Stored data entries

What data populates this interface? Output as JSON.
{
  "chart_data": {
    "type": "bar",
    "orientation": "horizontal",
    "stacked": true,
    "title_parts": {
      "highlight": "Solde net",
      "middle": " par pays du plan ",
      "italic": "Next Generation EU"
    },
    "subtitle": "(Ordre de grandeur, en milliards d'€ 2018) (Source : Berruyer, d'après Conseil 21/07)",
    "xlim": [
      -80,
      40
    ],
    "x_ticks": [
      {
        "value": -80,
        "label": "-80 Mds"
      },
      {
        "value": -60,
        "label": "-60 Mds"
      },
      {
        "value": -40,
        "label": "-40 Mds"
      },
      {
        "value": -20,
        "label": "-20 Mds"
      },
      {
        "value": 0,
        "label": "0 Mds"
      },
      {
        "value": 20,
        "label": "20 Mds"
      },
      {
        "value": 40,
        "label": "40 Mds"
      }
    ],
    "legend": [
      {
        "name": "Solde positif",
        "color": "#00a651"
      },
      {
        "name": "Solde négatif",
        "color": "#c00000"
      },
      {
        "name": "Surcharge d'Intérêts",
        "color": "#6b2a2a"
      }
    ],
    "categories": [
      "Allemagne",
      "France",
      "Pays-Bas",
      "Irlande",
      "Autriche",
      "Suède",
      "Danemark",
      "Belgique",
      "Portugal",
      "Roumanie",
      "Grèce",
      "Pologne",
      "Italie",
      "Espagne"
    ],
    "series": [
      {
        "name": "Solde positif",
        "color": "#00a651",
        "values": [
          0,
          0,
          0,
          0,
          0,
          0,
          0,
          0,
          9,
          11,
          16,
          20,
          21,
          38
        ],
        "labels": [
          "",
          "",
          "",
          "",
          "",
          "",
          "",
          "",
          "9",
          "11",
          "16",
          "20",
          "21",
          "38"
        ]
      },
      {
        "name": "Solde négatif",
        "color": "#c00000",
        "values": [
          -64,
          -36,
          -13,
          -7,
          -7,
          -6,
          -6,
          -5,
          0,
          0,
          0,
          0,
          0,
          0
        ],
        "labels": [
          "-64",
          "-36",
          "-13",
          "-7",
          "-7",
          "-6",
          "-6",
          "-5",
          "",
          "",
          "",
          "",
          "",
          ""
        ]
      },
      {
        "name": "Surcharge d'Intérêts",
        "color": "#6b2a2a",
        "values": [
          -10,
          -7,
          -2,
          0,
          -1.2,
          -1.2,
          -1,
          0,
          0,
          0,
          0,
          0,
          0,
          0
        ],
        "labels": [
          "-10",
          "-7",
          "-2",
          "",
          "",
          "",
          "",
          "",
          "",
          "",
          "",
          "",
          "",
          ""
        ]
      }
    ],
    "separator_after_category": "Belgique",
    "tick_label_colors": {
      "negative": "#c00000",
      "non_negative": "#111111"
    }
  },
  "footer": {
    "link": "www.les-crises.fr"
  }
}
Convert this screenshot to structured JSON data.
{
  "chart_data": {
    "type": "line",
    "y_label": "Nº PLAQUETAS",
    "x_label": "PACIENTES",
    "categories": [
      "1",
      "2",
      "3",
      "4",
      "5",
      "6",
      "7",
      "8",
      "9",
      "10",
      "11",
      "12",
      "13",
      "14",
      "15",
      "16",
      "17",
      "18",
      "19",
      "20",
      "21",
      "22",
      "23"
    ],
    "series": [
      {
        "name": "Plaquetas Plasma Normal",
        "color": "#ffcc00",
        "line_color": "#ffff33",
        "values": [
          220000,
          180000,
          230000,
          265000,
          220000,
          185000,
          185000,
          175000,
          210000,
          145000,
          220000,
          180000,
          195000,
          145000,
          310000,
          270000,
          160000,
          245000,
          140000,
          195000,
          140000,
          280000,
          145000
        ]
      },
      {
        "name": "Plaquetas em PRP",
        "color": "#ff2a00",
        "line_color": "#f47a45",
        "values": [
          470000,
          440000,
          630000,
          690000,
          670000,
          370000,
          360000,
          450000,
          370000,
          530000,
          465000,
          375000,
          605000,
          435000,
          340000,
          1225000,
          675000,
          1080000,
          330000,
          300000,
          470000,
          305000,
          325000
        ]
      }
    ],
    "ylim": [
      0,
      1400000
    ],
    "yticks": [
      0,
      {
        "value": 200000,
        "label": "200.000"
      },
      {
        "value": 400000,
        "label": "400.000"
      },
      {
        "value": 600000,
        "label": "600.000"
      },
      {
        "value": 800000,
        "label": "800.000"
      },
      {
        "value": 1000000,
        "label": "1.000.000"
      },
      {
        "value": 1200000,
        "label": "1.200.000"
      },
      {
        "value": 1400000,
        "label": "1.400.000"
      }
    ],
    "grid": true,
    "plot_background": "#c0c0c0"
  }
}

INSTRUCTION
The records above should be restated word for word, please.

ANSWER FOR THIS EXERCISE
What data populates this interface? Output as JSON.
{
  "chart_data": {
    "type": "bar",
    "orientation": "horizontal",
    "stacked": true,
    "title_parts": {
      "highlight": "Solde net",
      "middle": " par pays du plan ",
      "italic": "Next Generation EU"
    },
    "subtitle": "(Ordre de grandeur, en milliards d'€ 2018) (Source : Berruyer, d'après Conseil 21/07)",
    "xlim": [
      -80,
      40
    ],
    "x_ticks": [
      {
        "value": -80,
        "label": "-80 Mds"
      },
      {
        "value": -60,
        "label": "-60 Mds"
      },
      {
        "value": -40,
        "label": "-40 Mds"
      },
      {
        "value": -20,
        "label": "-20 Mds"
      },
      {
        "value": 0,
        "label": "0 Mds"
      },
      {
        "value": 20,
        "label": "20 Mds"
      },
      {
        "value": 40,
        "label": "40 Mds"
      }
    ],
    "legend": [
      {
        "name": "Solde positif",
        "color": "#00a651"
      },
      {
        "name": "Solde négatif",
        "color": "#c00000"
      },
      {
        "name": "Surcharge d'Intérêts",
        "color": "#6b2a2a"
      }
    ],
    "categories": [
      "Allemagne",
      "France",
      "Pays-Bas",
      "Irlande",
      "Autriche",
      "Suède",
      "Danemark",
      "Belgique",
      "Portugal",
      "Roumanie",
      "Grèce",
      "Pologne",
      "Italie",
      "Espagne"
    ],
    "series": [
      {
        "name": "Solde positif",
        "color": "#00a651",
        "values": [
          0,
          0,
          0,
          0,
          0,
          0,
          0,
          0,
          9,
          11,
          16,
          20,
          21,
          38
        ],
        "labels": [
          "",
          "",
          "",
          "",
          "",
          "",
          "",
          "",
          "9",
          "11",
          "16",
          "20",
          "21",
          "38"
        ]
      },
      {
        "name": "Solde négatif",
        "color": "#c00000",
        "values": [
          -64,
          -36,
          -13,
          -7,
          -7,
          -6,
          -6,
          -5,
          0,
          0,
          0,
          0,
          0,
          0
        ],
        "labels": [
          "-64",
          "-36",
          "-13",
          "-7",
          "-7",
          "-6",
          "-6",
          "-5",
          "",
          "",
          "",
          "",
          "",
          ""
        ]
      },
      {
        "name": "Surcharge d'Intérêts",
        "color": "#6b2a2a",
        "values": [
          -10,
          -7,
          -2,
          0,
          -1.2,
          -1.2,
          -1,
          0,
          0,
          0,
          0,
          0,
          0,
          0
        ],
        "labels": [
          "-10",
          "-7",
          "-2",
          "",
          "",
          "",
          "",
          "",
          "",
          "",
          "",
          "",
          "",
          ""
        ]
      }
    ],
    "separator_after_category": "Belgique",
    "tick_label_colors": {
      "negative": "#c00000",
      "non_negative": "#111111"
    }
  },
  "footer": {
    "link": "www.les-crises.fr"
  }
}
Convert this screenshot to structured JSON data.
{
  "chart_data": {
    "type": "line",
    "y_label": "Nº PLAQUETAS",
    "x_label": "PACIENTES",
    "categories": [
      "1",
      "2",
      "3",
      "4",
      "5",
      "6",
      "7",
      "8",
      "9",
      "10",
      "11",
      "12",
      "13",
      "14",
      "15",
      "16",
      "17",
      "18",
      "19",
      "20",
      "21",
      "22",
      "23"
    ],
    "series": [
      {
        "name": "Plaquetas Plasma Normal",
        "color": "#ffcc00",
        "line_color": "#ffff33",
        "values": [
          220000,
          180000,
          230000,
          265000,
          220000,
          185000,
          185000,
          175000,
          210000,
          145000,
          220000,
          180000,
          195000,
          145000,
          310000,
          270000,
          160000,
          245000,
          140000,
          195000,
          140000,
          280000,
          145000
        ]
      },
      {
        "name": "Plaquetas em PRP",
        "color": "#ff2a00",
        "line_color": "#f47a45",
        "values": [
          470000,
          440000,
          630000,
          690000,
          670000,
          370000,
          360000,
          450000,
          370000,
          530000,
          465000,
          375000,
          605000,
          435000,
          340000,
          1225000,
          675000,
          1080000,
          330000,
          300000,
          470000,
          305000,
          325000
        ]
      }
    ],
    "ylim": [
      0,
      1400000
    ],
    "yticks": [
      0,
      {
        "value": 200000,
        "label": "200.000"
      },
      {
        "value": 400000,
        "label": "400.000"
      },
      {
        "value": 600000,
        "label": "600.000"
      },
      {
        "value": 800000,
        "label": "800.000"
      },
      {
        "value": 1000000,
        "label": "1.000.000"
      },
      {
        "value": 1200000,
        "label": "1.200.000"
      },
      {
        "value": 1400000,
        "label": "1.400.000"
      }
    ],
    "grid": true,
    "plot_background": "#c0c0c0"
  }
}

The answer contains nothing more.